Aim: Can you quote the records below in full, word for word?

-- begin --

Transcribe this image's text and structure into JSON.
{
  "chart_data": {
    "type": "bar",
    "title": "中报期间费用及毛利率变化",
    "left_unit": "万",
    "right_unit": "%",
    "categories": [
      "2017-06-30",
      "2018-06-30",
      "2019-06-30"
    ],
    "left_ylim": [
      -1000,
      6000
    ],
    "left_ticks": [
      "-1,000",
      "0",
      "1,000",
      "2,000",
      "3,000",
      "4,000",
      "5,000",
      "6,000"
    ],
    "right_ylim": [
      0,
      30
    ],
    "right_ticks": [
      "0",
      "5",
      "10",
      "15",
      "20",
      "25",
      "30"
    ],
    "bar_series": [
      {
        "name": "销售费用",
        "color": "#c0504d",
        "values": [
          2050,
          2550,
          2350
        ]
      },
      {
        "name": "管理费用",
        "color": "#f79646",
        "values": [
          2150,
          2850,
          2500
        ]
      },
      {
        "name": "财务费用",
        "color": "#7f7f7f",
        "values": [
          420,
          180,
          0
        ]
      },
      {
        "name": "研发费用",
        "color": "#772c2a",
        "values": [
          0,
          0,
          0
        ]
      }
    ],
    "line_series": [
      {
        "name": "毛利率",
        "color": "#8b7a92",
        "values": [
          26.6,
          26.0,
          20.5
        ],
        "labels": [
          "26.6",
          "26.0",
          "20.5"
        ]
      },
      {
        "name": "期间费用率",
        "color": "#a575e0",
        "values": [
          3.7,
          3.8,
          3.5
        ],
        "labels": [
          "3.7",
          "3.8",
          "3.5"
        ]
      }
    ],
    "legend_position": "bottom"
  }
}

-- end --

Answer to the problem:
Transcribe this image's text and structure into JSON.
{
  "chart_data": {
    "type": "bar",
    "title": "中报期间费用及毛利率变化",
    "left_unit": "万",
    "right_unit": "%",
    "categories": [
      "2017-06-30",
      "2018-06-30",
      "2019-06-30"
    ],
    "left_ylim": [
      -1000,
      6000
    ],
    "left_ticks": [
      "-1,000",
      "0",
      "1,000",
      "2,000",
      "3,000",
      "4,000",
      "5,000",
      "6,000"
    ],
    "right_ylim": [
      0,
      30
    ],
    "right_ticks": [
      "0",
      "5",
      "10",
      "15",
      "20",
      "25",
      "30"
    ],
    "bar_series": [
      {
        "name": "销售费用",
        "color": "#c0504d",
        "values": [
          2050,
          2550,
          2350
        ]
      },
      {
        "name": "管理费用",
        "color": "#f79646",
        "values": [
          2150,
          2850,
          2500
        ]
      },
      {
        "name": "财务费用",
        "color": "#7f7f7f",
        "values": [
          420,
          180,
          0
        ]
      },
      {
        "name": "研发费用",
        "color": "#772c2a",
        "values": [
          0,
          0,
          0
        ]
      }
    ],
    "line_series": [
      {
        "name": "毛利率",
        "color": "#8b7a92",
        "values": [
          26.6,
          26.0,
          20.5
        ],
        "labels": [
          "26.6",
          "26.0",
          "20.5"
        ]
      },
      {
        "name": "期间费用率",
        "color": "#a575e0",
        "values": [
          3.7,
          3.8,
          3.5
        ],
        "labels": [
          "3.7",
          "3.8",
          "3.5"
        ]
      }
    ],
    "legend_position": "bottom"
  }
}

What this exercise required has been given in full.